TASK INSTRUCTIONS =
- a) Transcribe the reshape2 answer from "Example data, as" to "n <- nrow(DF)".
- b) Answer these questions on the reshape2 answer:
(i) Which package does the writer find useful for transpositions, transformations, and rearrangements like these?
(ii) What character separates the parts of the output column names instead of a hyphen?
(iii) What did the writer not take the hyphen in the question to mean?
━━━━━ EXERCISE PASSAGE ━━━━━
Example data, as Tyler said, is important. I interpreted your question differently because I thought your data was different. I didn't take the - as a literal subtraction of numerics, but a combination of variables.
DF <- expand.grid(market = LETTERS[1:5],
date = Sys.Date()+(0:5),
sitename = letters[1:2])
n <- nrow(DF)
DF$impression <- sample(100, n, replace=TRUE)
DF$clicks <- sample(100, n, replace=TRUE)
I find the reshape2 package useful for these sort of transpositions/transformations/rearrangements.
library("reshape2")
dcast(melt(DF, id.vars=c("market","date","sitename")),
market+date~sitename+variable)
gives
market date a_impression a_clicks b_impression b_clicks
1 A 2012-02-28 74 97 11 71
2 A 2012-02-29 34 30 88 35
3 A 2012-03-01 40 85 40 49
4 A 2012-03-02 46 12 99 20
5 A 2012-03-03 6 95 85 56
6 A 2012-03-04 61 61 42 64
7 B 2012-02-28 4 53 74 9
8 B 2012-02-29 43 27 92 59
9 B 2012-03-01 34 26 86 43
10 B 2012-03-02 81 47 84 35
11 B 2012-03-03 3 5 91 48
12 B 2012-03-04 19 26 99 21
13 C 2012-02-28 22 31 100 53
14 C 2012-02-29 40 83 95 27
15 C 2012-03-01 78 89 81 29
16 C 2012-03-02 57 55 79 87
17 C 2012-03-03 37 61 3 97
18 C 2012-03-04 83 61 41 77
19 D 2012-02-28 81 18 47 3
20 D 2012-02-29 90 100 17 83
21 D 2012-03-01 12 40 35 93
22 D 2012-03-02 85 14 63 67
23 D 2012-03-03 63 53 29 58
24 D 2012-03-04 40 79 56 70
25 E 2012-02-28 97 62 68 31
26 E 2012-02-29 24 84 17 63
27 E 2012-03-01 94 93 32 2
28 E 2012-03-02 6 26 86 26
29 E 2012-03-03 100 34 37 80
30 E 2012-03-04 89 87 72 11
The column names have a _ between them rather than a -, but you can change that if you want. I wouldn't recommend it, though, because then you will have problems later referencing the column since the - will be taken as subtraction (you would need to quote the name).
━━━━━ DATASET EXTRACT ━━━━━
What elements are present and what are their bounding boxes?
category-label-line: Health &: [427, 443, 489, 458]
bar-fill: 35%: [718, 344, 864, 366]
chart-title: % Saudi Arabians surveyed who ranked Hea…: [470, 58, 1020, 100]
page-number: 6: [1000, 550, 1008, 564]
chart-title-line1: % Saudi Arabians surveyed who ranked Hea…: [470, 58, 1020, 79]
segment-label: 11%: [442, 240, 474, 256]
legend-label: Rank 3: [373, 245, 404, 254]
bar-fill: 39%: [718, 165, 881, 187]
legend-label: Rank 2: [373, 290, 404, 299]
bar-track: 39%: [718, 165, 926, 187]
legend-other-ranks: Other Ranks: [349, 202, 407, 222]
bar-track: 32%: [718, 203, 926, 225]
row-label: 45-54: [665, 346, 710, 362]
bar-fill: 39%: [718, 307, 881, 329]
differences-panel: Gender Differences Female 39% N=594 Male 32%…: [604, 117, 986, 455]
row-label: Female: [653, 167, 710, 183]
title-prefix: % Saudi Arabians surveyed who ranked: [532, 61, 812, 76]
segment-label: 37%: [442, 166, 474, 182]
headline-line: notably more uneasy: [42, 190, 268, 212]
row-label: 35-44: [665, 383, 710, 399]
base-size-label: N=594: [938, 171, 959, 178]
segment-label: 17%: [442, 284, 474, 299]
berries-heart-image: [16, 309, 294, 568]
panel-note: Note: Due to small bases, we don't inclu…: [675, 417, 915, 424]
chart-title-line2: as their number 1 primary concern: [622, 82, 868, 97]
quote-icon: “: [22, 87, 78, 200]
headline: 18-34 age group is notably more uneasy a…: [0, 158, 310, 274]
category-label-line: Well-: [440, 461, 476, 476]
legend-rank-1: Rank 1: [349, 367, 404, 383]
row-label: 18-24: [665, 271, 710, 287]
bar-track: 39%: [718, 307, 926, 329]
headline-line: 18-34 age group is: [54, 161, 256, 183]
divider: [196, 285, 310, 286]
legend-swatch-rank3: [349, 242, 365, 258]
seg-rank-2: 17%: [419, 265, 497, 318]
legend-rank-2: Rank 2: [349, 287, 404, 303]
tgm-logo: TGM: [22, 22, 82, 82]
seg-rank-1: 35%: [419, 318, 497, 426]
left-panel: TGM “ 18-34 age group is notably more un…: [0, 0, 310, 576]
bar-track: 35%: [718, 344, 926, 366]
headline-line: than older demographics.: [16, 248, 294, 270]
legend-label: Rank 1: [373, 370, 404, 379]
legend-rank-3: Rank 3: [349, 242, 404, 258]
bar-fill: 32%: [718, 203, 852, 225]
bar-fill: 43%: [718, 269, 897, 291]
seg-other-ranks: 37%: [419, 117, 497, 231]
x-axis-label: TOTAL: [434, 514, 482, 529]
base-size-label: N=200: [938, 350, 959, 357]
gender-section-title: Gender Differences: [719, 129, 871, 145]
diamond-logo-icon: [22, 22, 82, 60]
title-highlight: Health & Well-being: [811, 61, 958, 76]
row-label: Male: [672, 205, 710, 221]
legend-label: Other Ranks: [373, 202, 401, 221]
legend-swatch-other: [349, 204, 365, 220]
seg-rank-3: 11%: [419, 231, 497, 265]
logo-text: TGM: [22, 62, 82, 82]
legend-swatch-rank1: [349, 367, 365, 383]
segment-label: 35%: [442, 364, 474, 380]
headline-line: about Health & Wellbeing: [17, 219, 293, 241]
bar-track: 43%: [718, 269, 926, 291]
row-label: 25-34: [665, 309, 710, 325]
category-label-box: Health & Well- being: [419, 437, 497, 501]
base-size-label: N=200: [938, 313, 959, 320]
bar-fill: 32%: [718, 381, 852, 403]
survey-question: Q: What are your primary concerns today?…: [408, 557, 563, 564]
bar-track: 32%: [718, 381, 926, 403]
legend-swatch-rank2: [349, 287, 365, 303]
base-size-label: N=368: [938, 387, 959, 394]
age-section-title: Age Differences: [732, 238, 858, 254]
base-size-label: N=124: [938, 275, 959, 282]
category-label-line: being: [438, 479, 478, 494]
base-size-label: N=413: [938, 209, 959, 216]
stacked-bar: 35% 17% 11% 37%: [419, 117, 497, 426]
━━━━━
SOLUTIONS PER TASK =
- a)
Example data, as Tyler said, is important. I interpreted your question differently because I thought your data was different. I didn't take the - as a literal subtraction of numerics, but a combination of variables.
DF <- expand.grid(market = LETTERS[1:5],
date = Sys.Date()+(0:5),
sitename = letters[1:2])
n <- nrow(DF)

- b)
(i) The reshape2 package.
(ii) An underscore (_).
(iii) A literal subtraction of numerics.